## THE EXERCISE
The entries need to be copied exactly.
╭─ RECORDED DATA
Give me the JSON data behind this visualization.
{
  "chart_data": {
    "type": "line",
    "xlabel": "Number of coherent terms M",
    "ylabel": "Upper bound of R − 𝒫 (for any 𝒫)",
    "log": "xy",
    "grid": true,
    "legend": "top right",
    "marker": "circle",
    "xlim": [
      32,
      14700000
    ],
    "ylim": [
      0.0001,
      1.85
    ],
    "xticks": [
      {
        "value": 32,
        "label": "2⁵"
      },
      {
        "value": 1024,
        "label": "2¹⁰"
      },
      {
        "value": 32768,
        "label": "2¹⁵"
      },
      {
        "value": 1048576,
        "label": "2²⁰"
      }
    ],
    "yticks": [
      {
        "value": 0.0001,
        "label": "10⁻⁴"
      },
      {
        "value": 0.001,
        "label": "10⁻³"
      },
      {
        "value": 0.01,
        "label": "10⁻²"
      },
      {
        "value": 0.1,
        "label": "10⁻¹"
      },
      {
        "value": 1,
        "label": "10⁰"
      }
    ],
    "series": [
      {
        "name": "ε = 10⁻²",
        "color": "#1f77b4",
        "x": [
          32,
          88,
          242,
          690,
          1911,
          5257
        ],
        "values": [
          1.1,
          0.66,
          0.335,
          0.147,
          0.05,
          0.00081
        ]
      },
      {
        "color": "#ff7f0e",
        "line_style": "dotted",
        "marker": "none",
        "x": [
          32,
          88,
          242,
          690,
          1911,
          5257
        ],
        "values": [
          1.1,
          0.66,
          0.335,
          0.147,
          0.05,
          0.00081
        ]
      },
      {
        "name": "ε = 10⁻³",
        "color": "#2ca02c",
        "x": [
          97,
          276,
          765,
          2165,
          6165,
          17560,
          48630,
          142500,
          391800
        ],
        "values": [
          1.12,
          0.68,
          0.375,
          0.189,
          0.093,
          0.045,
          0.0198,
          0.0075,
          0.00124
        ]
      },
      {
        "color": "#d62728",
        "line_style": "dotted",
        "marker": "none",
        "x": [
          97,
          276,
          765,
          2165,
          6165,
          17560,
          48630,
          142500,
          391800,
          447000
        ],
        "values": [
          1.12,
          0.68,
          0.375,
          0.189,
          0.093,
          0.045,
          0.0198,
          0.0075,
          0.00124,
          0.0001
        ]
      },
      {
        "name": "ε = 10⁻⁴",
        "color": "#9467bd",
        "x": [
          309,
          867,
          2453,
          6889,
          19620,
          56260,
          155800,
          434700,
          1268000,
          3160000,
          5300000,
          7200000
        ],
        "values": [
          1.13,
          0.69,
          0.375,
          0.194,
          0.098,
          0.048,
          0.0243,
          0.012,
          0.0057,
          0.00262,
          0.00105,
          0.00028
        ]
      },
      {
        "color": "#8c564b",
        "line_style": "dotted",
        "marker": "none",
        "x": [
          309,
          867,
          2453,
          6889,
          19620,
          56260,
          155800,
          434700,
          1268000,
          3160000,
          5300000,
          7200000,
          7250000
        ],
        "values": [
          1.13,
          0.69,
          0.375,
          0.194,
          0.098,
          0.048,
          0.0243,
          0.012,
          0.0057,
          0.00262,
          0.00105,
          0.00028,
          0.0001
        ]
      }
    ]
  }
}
╰─
## RESULT OF THE EXERCISE
Give me the JSON data behind this visualization.
{
  "chart_data": {
    "type": "line",
    "xlabel": "Number of coherent terms M",
    "ylabel": "Upper bound of R − 𝒫 (for any 𝒫)",
    "log": "xy",
    "grid": true,
    "legend": "top right",
    "marker": "circle",
    "xlim": [
      32,
      14700000
    ],
    "ylim": [
      0.0001,
      1.85
    ],
    "xticks": [
      {
        "value": 32,
        "label": "2⁵"
      },
      {
        "value": 1024,
        "label": "2¹⁰"
      },
      {
        "value": 32768,
        "label": "2¹⁵"
      },
      {
        "value": 1048576,
        "label": "2²⁰"
      }
    ],
    "yticks": [
      {
        "value": 0.0001,
        "label": "10⁻⁴"
      },
      {
        "value": 0.001,
        "label": "10⁻³"
      },
      {
        "value": 0.01,
        "label": "10⁻²"
      },
      {
        "value": 0.1,
        "label": "10⁻¹"
      },
      {
        "value": 1,
        "label": "10⁰"
      }
    ],
    "series": [
      {
        "name": "ε = 10⁻²",
        "color": "#1f77b4",
        "x": [
          32,
          88,
          242,
          690,
          1911,
          5257
        ],
        "values": [
          1.1,
          0.66,
          0.335,
          0.147,
          0.05,
          0.00081
        ]
      },
      {
        "color": "#ff7f0e",
        "line_style": "dotted",
        "marker": "none",
        "x": [
          32,
          88,
          242,
          690,
          1911,
          5257
        ],
        "values": [
          1.1,
          0.66,
          0.335,
          0.147,
          0.05,
          0.00081
        ]
      },
      {
        "name": "ε = 10⁻³",
        "color": "#2ca02c",
        "x": [
          97,
          276,
          765,
          2165,
          6165,
          17560,
          48630,
          142500,
          391800
        ],
        "values": [
          1.12,
          0.68,
          0.375,
          0.189,
          0.093,
          0.045,
          0.0198,
          0.0075,
          0.00124
        ]
      },
      {
        "color": "#d62728",
        "line_style": "dotted",
        "marker": "none",
        "x": [
          97,
          276,
          765,
          2165,
          6165,
          17560,
          48630,
          142500,
          391800,
          447000
        ],
        "values": [
          1.12,
          0.68,
          0.375,
          0.189,
          0.093,
          0.045,
          0.0198,
          0.0075,
          0.00124,
          0.0001
        ]
      },
      {
        "name": "ε = 10⁻⁴",
        "color": "#9467bd",
        "x": [
          309,
          867,
          2453,
          6889,
          19620,
          56260,
          155800,
          434700,
          1268000,
          3160000,
          5300000,
          7200000
        ],
        "values": [
          1.13,
          0.69,
          0.375,
          0.194,
          0.098,
          0.048,
          0.0243,
          0.012,
          0.0057,
          0.00262,
          0.00105,
          0.00028
        ]
      },
      {
        "color": "#8c564b",
        "line_style": "dotted",
        "marker": "none",
        "x": [
          309,
          867,
          2453,
          6889,
          19620,
          56260,
          155800,
          434700,
          1268000,
          3160000,
          5300000,
          7200000,
          7250000
        ],
        "values": [
          1.13,
          0.69,
          0.375,
          0.194,
          0.098,
          0.048,
          0.0243,
          0.012,
          0.0057,
          0.00262,
          0.00105,
          0.00028,
          0.0001
        ]
      }
    ]
  }
}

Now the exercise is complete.